WHAT IS REQUIRED
Lines in which "auch" appears should be pulled from the data below.

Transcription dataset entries
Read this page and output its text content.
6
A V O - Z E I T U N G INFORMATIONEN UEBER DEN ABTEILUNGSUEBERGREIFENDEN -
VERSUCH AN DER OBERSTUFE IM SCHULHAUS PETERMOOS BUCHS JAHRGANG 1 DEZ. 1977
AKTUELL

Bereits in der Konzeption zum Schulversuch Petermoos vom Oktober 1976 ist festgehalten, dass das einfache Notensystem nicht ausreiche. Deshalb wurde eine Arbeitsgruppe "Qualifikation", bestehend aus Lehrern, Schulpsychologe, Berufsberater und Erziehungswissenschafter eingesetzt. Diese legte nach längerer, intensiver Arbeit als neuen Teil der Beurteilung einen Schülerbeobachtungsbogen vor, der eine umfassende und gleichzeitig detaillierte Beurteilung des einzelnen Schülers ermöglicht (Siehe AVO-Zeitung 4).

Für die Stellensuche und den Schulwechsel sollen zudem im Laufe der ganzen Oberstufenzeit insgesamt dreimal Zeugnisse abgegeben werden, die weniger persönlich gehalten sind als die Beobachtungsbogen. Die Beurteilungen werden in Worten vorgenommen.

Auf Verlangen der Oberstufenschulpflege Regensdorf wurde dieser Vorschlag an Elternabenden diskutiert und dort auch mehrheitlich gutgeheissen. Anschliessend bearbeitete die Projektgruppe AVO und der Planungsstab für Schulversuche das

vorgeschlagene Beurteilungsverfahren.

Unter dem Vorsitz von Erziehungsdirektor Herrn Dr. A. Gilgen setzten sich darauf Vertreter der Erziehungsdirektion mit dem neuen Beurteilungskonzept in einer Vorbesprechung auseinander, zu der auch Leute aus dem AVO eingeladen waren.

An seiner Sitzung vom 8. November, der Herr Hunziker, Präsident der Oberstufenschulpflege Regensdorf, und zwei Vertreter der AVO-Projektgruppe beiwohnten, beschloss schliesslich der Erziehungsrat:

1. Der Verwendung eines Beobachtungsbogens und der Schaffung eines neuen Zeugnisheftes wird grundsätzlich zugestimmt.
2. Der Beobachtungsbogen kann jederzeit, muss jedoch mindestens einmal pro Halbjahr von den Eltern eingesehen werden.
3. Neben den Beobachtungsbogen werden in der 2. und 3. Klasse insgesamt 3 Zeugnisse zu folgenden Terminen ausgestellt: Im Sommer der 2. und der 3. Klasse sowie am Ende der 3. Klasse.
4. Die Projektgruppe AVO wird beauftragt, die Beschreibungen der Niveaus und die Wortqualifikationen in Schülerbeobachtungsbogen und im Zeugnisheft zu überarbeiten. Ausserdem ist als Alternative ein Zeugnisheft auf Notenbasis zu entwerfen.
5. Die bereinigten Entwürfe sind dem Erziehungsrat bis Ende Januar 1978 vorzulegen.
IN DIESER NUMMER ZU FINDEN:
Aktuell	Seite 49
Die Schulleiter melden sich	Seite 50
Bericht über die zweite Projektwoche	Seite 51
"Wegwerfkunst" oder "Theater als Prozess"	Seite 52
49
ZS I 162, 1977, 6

ANSWER BELOW
Auf Verlangen der Oberstufenschulpflege Regensdorf wurde dieser Vorschlag an Elternabenden diskutiert und dort auch mehrheitlich gutgeheissen. Anschliessend bearbeitete die Projektgruppe AVO und der Planungsstab für Schulversuche das
Unter dem Vorsitz von Erziehungsdirektor Herrn Dr. A. Gilgen setzten sich darauf Vertreter der Erziehungsdirektion mit dem neuen Beurteilungskonzept in einer Vorbesprechung auseinander, zu der auch Leute aus dem AVO eingeladen waren.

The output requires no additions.